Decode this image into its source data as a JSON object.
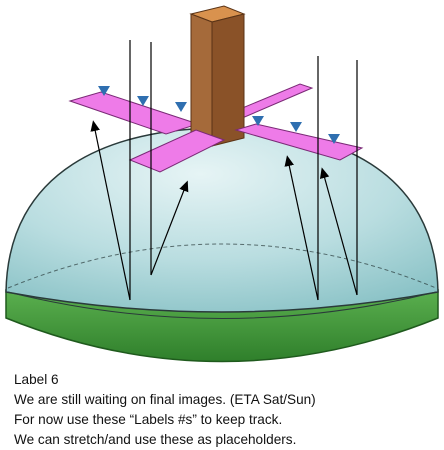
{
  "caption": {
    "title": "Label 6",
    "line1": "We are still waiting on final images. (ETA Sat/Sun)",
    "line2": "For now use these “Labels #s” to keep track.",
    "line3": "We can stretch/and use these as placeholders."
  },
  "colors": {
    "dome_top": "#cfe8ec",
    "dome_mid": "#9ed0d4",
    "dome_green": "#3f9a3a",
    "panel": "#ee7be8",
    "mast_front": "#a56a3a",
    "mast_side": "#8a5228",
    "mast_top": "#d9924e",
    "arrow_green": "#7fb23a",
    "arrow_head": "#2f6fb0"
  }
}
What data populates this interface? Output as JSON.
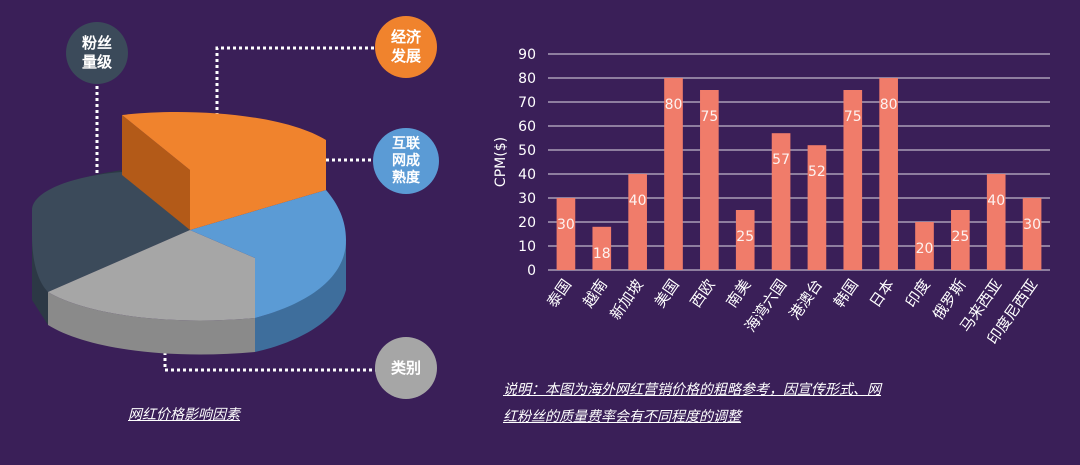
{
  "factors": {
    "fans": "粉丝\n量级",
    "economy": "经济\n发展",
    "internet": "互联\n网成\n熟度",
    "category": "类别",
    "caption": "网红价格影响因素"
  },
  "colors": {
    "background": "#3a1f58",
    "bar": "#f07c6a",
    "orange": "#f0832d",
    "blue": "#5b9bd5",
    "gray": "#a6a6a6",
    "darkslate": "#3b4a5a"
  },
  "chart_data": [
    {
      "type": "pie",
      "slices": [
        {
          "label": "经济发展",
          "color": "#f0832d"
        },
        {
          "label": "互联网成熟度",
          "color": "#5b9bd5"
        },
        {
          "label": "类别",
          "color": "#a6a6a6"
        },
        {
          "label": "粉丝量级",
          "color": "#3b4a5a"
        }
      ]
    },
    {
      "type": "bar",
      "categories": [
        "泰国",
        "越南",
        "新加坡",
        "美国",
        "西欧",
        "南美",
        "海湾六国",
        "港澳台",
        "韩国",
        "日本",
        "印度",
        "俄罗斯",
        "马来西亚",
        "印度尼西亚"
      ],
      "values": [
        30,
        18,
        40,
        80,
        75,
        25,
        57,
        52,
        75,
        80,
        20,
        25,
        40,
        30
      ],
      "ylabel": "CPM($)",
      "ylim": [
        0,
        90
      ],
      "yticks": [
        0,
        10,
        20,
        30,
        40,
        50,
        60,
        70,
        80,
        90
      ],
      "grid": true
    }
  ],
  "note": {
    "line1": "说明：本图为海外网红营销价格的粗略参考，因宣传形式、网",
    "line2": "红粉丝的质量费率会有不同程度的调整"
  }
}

......

• Task statement:
Print out the whole of the material word for word, without pictures.

• Response below:
Decode this image into its source data as a JSON object.
{
  "caption": {
    "title": "Label 6",
    "line1": "We are still waiting on final images. (ETA Sat/Sun)",
    "line2": "For now use these “Labels #s” to keep track.",
    "line3": "We can stretch/and use these as placeholders."
  },
  "colors": {
    "dome_top": "#cfe8ec",
    "dome_mid": "#9ed0d4",
    "dome_green": "#3f9a3a",
    "panel": "#ee7be8",
    "mast_front": "#a56a3a",
    "mast_side": "#8a5228",
    "mast_top": "#d9924e",
    "arrow_green": "#7fb23a",
    "arrow_head": "#2f6fb0"
  }
}
What data populates this interface? Output as JSON.
{
  "factors": {
    "fans": "粉丝\n量级",
    "economy": "经济\n发展",
    "internet": "互联\n网成\n熟度",
    "category": "类别",
    "caption": "网红价格影响因素"
  },
  "colors": {
    "background": "#3a1f58",
    "bar": "#f07c6a",
    "orange": "#f0832d",
    "blue": "#5b9bd5",
    "gray": "#a6a6a6",
    "darkslate": "#3b4a5a"
  },
  "chart_data": [
    {
      "type": "pie",
      "slices": [
        {
          "label": "经济发展",
          "color": "#f0832d"
        },
        {
          "label": "互联网成熟度",
          "color": "#5b9bd5"
        },
        {
          "label": "类别",
          "color": "#a6a6a6"
        },
        {
          "label": "粉丝量级",
          "color": "#3b4a5a"
        }
      ]
    },
    {
      "type": "bar",
      "categories": [
        "泰国",
        "越南",
        "新加坡",
        "美国",
        "西欧",
        "南美",
        "海湾六国",
        "港澳台",
        "韩国",
        "日本",
        "印度",
        "俄罗斯",
        "马来西亚",
        "印度尼西亚"
      ],
      "values": [
        30,
        18,
        40,
        80,
        75,
        25,
        57,
        52,
        75,
        80,
        20,
        25,
        40,
        30
      ],
      "ylabel": "CPM($)",
      "ylim": [
        0,
        90
      ],
      "yticks": [
        0,
        10,
        20,
        30,
        40,
        50,
        60,
        70,
        80,
        90
      ],
      "grid": true
    }
  ],
  "note": {
    "line1": "说明：本图为海外网红营销价格的粗略参考，因宣传形式、网",
    "line2": "红粉丝的质量费率会有不同程度的调整"
  }
}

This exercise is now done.